§ Vorliegender Text
Mutter-Witze
Vor ein paar Tagen schrieb mir meine Freundin Marlis:
Ich hab heute meinen Augen nicht getraut - Feuilleton ZEIT Nr.3, 13.1.11, S.37; ein Artikel von Peter Kümmel über die Witzkultur der Jugendlichen (=Bürschlein, wie sich am Ende herausstellt). Es geht um die sog. Mutter-Witze, über deren extreme Frauenfeindlichkeit der Autor kein einziges Wort verliert.
Ich wollte mich ihrem Protest gleich anschließen und einen erbosten Leserinnenbrief an die ZEIT schreiben, fand aber hier in Boston auf die Schnelle kein Print-Exemplar, und online fand ich den Artikel (noch?) nicht. [Nachtrag am 27.1.: seit heute gibt's den Artikel hier online.]
Deshalb schreibe ich heute eine Glosse über diese Mutter-Witze (von denen ich bis dahin noch nichts wußte), damit Leserinnen in Deutschland die ZEIT mit massivem Protest bewerfen.
Die „Witzkultur“ der Bürschchen tobt sich im Internet auf vielen Mutterwitze-Seiten aus, mindestens schon seit 2008. Gründlich habe ich das nicht recherchiert, weil die Beschäftigung mit diesen extrem frauenfeindlichen Zoten nicht nur die gute Laune verdirbt, sondern auch ungesund für die weibliche Galle ist, die bei der Lektüre dauernd hochkommt.
Jede, die mag, kann im Internet sofort fündig werden. Hier nur drei Beispiele von Tausenden, zum Abgewöhnen:
Deine Mutter ist wie eine Flinte, sie wird immer von hinten geladen! Deine Mutter kackt vorn Aldi, weil aufer Tür “Drücken” steht! Deine Mutter ist so fett die benutzt ne Matratze als Tampon!
Inhaltlich drehen sich diese pubertären Sprüche überwiegend um Sexualität, Fäkalien oder Fettleibigkeit - die drei großen Tabus unserer Kultur also. Da die Sprüche kurz sind, eignen sie sich prächtig zur Verbreitung auf Twitter und per SMS. Das ist wohl auch das einzig Neue an ihnen, die rasante Verbreitung „dank“ der neuen Medien.

§ Datenauflistung

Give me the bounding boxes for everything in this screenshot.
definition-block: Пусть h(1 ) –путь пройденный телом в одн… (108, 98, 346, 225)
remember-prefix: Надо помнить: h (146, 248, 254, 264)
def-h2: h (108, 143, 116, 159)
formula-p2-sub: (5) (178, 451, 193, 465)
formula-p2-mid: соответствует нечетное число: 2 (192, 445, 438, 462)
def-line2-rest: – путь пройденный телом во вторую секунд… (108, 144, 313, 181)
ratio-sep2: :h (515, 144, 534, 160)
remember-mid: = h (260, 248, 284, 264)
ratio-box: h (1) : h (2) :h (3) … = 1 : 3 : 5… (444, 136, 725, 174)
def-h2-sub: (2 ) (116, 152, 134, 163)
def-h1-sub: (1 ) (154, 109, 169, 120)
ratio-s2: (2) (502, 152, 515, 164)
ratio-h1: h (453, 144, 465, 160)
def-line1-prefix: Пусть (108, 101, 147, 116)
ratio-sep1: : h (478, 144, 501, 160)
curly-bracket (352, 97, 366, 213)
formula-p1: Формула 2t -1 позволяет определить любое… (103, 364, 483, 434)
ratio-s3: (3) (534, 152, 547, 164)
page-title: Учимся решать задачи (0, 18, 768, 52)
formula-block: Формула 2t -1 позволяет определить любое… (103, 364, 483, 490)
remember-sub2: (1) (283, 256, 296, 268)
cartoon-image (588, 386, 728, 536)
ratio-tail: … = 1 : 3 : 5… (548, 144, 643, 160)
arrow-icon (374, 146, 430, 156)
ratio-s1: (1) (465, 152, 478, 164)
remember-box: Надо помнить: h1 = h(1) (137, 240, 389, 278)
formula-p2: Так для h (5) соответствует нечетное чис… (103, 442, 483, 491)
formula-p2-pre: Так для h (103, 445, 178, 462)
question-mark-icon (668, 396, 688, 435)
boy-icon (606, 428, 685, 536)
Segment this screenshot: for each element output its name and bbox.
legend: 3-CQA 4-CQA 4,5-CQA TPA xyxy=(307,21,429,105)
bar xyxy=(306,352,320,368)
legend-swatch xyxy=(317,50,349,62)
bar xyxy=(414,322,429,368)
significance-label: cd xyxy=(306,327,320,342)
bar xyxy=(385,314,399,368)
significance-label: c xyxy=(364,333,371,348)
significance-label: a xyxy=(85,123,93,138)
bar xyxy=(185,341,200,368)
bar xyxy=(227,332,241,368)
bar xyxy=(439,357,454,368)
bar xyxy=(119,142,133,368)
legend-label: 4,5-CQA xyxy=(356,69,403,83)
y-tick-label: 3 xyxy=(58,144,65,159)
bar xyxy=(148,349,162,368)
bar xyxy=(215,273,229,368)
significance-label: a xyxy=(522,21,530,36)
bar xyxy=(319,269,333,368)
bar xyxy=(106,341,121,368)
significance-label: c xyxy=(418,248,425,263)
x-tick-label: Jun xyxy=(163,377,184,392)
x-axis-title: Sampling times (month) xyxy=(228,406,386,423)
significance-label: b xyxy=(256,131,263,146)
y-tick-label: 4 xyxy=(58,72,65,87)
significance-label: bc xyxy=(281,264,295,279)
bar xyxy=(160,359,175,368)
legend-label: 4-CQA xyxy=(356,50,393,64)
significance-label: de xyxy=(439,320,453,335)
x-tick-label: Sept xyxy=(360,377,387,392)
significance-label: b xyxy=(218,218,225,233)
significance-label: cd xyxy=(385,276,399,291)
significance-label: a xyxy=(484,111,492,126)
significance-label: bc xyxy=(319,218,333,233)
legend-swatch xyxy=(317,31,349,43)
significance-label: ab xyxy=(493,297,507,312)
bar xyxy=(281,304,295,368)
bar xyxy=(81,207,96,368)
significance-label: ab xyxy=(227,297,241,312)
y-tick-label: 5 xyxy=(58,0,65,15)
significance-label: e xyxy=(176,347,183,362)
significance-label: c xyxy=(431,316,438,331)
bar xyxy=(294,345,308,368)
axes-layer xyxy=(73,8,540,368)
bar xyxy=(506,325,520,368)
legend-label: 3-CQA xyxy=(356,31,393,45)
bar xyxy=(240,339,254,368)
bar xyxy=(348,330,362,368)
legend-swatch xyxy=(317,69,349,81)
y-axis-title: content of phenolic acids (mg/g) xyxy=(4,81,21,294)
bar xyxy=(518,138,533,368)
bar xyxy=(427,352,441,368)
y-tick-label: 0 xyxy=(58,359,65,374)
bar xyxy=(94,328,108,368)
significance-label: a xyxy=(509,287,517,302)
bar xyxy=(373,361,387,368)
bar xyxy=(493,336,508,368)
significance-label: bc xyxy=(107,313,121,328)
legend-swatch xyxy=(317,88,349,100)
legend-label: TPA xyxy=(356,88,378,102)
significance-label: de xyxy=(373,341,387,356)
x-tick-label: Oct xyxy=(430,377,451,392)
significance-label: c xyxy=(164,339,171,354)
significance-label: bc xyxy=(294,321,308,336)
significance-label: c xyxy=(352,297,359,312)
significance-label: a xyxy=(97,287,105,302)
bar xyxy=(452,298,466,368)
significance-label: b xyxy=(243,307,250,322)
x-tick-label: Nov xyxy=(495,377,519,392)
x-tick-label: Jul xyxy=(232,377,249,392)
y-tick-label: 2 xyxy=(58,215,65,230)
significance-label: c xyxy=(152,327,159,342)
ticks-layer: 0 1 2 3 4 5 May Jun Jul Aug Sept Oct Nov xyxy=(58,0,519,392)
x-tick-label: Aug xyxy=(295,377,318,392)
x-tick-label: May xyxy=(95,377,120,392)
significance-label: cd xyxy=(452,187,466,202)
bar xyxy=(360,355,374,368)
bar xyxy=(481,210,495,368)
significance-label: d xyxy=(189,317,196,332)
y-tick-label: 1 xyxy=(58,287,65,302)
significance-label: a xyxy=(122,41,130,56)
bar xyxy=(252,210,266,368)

§ Zu erledigen
1) Seit wann gibt es laut dem Text über die Mutter-Witze die Mutterwitze-Seiten im Internet mindestens?
2) Schreib den Text über die Mutter-Witze von „Ich wollte mich“ bis „massivem Protest bewerfen.“ neu und setz dabei „New York“ an die Stelle von „Boston“.
3) Stimmen diese Aussagen mit dem Text über die Mutter-Witze überein? Antworte jeweils mit Ja oder Nein und zitiere die entscheidenden Worte.
(a) In Boston war schnell eine gedruckte Ausgabe der ZEIT zu bekommen.
(b) Die Sprüche eignen sich wegen ihrer Kürze gut für Twitter und SMS.
(c) Der Artikel von Peter Kümmel erschien in der ZEIT Nr. 5.
Die Auflistung spielt hierfür keine Rolle.

§ Antworten zur Übung
1) Mindestens schon seit 2008.

2)
Ich wollte mich ihrem Protest gleich anschließen und einen erbosten Leserinnenbrief an die ZEIT schreiben, fand aber hier in New York auf die Schnelle kein Print-Exemplar, und online fand ich den Artikel (noch?) nicht. [Nachtrag am 27.1.: seit heute gibt's den Artikel hier online.]
Deshalb schreibe ich heute eine Glosse über diese Mutter-Witze (von denen ich bis dahin noch nichts wußte), damit Leserinnen in Deutschland die ZEIT mit massivem Protest bewerfen.

3)
(a) Nein: „fand aber hier in Boston auf die Schnelle kein Print-Exemplar“
(b) Ja: „Da die Sprüche kurz sind, eignen sie sich prächtig zur Verbreitung auf Twitter und per SMS.“
(c) Nein: „Feuilleton ZEIT Nr.3, 13.1.11, S.37“